> GIVEN INSTRUCTION:
Locate each line below that includes "사업자등록증" and reproduce it.

> RECORDS FOR THIS EXERCISE:
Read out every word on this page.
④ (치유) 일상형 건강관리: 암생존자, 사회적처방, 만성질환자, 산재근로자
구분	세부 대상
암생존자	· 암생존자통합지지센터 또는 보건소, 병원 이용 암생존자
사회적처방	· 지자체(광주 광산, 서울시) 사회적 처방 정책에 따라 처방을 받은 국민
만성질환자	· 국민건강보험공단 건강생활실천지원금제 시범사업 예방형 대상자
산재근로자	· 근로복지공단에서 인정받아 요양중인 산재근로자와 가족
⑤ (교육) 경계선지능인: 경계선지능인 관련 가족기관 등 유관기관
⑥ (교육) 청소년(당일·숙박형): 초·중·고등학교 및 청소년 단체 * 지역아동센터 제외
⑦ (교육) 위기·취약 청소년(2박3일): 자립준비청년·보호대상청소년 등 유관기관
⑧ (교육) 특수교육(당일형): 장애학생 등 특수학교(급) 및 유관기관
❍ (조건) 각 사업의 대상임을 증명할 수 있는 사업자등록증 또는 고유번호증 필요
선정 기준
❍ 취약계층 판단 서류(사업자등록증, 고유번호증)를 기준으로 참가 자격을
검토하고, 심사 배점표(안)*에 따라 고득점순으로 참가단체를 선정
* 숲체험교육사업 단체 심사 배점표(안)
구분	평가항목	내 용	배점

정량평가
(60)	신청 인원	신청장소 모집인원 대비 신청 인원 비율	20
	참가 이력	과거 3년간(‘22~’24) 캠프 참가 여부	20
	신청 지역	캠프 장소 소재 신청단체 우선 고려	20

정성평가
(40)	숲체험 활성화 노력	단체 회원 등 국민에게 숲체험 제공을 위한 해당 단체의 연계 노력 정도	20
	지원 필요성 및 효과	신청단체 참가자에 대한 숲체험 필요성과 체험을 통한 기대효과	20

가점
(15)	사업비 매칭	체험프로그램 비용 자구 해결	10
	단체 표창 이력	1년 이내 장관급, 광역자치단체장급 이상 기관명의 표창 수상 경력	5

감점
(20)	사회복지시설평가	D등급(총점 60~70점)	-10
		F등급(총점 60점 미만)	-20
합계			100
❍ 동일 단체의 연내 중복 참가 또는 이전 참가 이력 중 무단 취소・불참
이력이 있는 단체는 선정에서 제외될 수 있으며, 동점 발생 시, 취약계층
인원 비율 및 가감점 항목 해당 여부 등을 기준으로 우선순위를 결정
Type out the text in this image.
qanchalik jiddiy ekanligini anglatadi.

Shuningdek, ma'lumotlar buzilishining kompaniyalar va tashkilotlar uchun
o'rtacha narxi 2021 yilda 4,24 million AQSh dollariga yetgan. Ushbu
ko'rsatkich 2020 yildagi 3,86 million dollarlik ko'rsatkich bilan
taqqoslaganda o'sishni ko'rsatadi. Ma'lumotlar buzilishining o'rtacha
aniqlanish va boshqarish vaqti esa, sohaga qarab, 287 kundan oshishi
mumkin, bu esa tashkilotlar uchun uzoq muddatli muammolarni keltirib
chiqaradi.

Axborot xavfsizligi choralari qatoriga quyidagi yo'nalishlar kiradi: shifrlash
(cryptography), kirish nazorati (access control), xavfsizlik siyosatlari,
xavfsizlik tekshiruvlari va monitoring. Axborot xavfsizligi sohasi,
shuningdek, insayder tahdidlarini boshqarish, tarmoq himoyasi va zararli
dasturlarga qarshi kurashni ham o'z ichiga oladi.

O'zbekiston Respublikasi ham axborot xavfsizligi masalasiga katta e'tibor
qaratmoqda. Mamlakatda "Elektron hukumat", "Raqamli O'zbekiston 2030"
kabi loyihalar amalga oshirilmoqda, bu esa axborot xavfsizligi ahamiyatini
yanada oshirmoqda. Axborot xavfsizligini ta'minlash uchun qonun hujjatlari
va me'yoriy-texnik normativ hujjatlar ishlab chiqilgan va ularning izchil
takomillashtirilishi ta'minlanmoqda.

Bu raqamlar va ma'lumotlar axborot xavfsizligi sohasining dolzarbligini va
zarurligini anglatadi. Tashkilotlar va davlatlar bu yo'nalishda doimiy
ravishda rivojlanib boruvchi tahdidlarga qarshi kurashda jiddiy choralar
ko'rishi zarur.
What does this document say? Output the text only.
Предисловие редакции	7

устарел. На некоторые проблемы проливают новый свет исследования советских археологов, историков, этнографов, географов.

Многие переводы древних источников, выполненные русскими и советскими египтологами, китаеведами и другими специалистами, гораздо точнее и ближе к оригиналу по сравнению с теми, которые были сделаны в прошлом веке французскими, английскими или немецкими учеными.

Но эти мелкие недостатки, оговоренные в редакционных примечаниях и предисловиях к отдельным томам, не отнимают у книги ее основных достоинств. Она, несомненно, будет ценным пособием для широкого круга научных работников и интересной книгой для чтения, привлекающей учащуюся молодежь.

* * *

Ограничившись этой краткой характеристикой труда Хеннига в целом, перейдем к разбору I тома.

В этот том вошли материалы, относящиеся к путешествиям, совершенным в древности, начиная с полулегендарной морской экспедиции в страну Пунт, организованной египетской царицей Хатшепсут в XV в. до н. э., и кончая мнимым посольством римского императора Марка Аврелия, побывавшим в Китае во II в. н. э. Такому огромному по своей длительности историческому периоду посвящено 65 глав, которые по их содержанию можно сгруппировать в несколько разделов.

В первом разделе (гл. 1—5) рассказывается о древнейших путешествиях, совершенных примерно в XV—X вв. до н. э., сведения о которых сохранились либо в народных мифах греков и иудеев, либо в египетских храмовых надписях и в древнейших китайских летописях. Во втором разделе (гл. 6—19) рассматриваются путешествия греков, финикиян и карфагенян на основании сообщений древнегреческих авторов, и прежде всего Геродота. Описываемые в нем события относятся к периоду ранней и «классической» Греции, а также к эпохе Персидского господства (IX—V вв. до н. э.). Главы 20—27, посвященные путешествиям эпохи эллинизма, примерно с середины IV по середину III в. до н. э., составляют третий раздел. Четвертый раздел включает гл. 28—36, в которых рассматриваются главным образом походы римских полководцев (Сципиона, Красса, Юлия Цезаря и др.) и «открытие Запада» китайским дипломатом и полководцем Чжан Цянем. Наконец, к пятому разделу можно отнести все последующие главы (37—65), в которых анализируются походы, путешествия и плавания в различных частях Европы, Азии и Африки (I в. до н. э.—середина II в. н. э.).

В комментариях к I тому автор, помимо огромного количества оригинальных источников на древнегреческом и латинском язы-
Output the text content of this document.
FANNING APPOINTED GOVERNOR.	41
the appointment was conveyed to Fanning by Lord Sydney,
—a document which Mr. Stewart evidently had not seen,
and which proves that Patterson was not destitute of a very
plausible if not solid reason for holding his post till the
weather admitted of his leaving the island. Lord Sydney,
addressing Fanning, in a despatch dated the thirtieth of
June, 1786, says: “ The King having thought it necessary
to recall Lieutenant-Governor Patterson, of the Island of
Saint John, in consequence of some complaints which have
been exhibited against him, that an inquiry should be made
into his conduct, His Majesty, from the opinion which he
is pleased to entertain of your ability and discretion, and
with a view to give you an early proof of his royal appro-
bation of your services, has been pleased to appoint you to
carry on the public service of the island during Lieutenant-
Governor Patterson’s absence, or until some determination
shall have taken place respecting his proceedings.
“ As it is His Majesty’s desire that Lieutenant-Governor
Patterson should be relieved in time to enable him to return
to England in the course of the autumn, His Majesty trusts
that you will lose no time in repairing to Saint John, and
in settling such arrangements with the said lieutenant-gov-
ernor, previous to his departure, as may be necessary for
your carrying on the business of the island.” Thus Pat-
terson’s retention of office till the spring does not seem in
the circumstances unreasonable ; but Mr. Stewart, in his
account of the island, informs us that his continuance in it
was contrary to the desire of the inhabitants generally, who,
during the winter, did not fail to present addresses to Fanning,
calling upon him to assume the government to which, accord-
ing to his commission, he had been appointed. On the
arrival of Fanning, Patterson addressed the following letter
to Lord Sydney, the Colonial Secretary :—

> ANSWER TO THIS TASK:
❍ (조건) 각 사업의 대상임을 증명할 수 있는 사업자등록증 또는 고유번호증 필요
❍ 취약계층 판단 서류(사업자등록증, 고유번호증)를 기준으로 참가 자격을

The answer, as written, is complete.